- Aim -
Check each line of the data below for the word "screenshot", then extract the ones that have it.

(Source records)
========================================
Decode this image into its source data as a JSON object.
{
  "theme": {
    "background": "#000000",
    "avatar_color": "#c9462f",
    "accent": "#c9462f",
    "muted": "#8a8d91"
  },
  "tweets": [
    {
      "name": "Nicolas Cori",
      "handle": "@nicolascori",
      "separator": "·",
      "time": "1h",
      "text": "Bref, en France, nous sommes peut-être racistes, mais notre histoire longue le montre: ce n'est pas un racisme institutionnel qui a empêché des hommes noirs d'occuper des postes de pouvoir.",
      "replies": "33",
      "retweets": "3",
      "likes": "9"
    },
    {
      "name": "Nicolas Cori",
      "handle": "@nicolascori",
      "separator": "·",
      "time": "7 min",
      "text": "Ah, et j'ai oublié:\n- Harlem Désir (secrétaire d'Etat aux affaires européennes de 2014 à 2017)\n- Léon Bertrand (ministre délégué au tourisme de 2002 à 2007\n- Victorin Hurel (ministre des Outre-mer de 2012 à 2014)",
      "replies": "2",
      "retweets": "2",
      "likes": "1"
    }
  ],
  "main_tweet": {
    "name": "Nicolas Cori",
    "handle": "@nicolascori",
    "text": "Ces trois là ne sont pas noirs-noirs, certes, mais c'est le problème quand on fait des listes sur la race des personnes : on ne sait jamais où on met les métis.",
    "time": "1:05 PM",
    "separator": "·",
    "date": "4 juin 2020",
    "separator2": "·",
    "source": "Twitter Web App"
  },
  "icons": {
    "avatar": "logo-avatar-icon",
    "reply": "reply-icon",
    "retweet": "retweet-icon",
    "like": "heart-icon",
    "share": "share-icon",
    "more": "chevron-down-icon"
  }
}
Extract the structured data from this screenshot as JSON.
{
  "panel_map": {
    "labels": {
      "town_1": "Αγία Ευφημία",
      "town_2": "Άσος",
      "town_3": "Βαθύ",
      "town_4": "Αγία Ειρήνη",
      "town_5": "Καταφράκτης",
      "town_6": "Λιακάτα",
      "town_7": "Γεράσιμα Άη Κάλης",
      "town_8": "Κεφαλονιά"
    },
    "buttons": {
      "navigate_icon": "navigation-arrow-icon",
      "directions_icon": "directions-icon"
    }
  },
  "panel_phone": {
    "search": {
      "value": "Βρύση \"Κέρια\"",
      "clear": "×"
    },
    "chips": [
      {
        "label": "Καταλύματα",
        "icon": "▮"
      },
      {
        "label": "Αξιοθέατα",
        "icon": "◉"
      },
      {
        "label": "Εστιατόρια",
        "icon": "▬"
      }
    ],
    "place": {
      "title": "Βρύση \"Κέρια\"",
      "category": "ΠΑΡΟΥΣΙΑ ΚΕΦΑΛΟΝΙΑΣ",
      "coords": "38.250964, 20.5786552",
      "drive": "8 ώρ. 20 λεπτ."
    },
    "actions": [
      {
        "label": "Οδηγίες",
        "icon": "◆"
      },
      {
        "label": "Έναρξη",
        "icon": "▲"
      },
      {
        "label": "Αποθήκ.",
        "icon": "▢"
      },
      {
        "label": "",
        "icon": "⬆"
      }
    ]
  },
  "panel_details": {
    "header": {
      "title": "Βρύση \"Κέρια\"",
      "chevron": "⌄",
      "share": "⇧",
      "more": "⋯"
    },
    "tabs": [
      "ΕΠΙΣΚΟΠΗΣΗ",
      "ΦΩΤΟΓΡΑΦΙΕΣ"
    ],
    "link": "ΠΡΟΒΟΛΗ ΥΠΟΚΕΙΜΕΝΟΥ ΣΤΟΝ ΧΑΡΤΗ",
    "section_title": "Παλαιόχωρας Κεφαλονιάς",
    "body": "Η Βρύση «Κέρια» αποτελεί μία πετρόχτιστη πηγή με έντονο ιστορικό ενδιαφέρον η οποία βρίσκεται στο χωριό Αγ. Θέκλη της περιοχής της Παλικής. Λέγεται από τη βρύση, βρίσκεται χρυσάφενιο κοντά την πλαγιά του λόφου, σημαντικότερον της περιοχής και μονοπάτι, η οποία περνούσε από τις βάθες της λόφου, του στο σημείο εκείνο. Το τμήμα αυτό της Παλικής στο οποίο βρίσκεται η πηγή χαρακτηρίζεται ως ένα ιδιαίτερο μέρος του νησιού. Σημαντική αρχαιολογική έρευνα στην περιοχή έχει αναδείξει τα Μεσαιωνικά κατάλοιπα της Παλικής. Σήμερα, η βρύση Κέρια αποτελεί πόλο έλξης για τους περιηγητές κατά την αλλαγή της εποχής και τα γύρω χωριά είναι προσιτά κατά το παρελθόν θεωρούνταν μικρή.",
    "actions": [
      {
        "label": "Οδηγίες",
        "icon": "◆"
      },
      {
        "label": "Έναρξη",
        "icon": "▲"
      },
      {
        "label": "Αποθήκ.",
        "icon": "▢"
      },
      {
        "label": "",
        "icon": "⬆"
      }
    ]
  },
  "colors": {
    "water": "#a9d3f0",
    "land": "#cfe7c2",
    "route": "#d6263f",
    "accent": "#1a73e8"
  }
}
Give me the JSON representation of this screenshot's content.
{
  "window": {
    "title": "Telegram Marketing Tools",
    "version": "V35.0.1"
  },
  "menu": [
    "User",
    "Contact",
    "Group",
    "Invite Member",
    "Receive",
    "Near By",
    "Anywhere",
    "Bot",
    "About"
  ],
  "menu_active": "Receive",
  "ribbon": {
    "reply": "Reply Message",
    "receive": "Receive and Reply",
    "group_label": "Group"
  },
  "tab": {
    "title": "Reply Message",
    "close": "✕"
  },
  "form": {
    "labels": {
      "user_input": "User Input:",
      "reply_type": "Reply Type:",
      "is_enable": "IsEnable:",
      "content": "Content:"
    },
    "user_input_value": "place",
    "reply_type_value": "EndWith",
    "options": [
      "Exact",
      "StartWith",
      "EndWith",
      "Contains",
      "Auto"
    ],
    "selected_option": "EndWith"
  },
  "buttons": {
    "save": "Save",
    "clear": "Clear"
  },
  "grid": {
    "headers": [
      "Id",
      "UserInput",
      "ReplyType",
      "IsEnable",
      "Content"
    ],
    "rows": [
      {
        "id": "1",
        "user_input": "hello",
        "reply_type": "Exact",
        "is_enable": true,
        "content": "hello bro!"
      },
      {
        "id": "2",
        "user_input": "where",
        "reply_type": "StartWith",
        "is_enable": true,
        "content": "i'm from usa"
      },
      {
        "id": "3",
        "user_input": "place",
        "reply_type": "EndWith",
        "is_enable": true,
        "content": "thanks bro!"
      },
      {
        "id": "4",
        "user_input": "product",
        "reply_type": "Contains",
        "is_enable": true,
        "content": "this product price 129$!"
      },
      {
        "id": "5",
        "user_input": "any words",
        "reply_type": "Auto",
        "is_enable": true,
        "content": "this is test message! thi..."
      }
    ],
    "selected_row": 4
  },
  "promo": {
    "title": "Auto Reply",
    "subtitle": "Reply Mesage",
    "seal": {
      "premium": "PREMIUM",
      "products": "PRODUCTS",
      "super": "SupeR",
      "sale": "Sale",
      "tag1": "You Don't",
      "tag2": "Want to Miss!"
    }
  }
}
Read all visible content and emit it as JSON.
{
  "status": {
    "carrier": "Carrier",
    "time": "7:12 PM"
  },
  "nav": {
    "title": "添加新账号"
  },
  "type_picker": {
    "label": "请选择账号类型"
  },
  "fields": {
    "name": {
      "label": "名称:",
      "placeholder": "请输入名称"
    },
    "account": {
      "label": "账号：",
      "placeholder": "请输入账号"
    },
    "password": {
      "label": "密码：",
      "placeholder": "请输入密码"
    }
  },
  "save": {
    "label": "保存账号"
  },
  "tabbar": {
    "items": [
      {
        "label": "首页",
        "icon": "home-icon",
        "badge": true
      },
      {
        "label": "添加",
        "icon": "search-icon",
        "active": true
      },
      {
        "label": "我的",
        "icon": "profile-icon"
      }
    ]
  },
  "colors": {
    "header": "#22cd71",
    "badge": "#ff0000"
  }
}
========================================
- Final result -
Extract the structured data from this screenshot as JSON.
Give me the JSON representation of this screenshot's content.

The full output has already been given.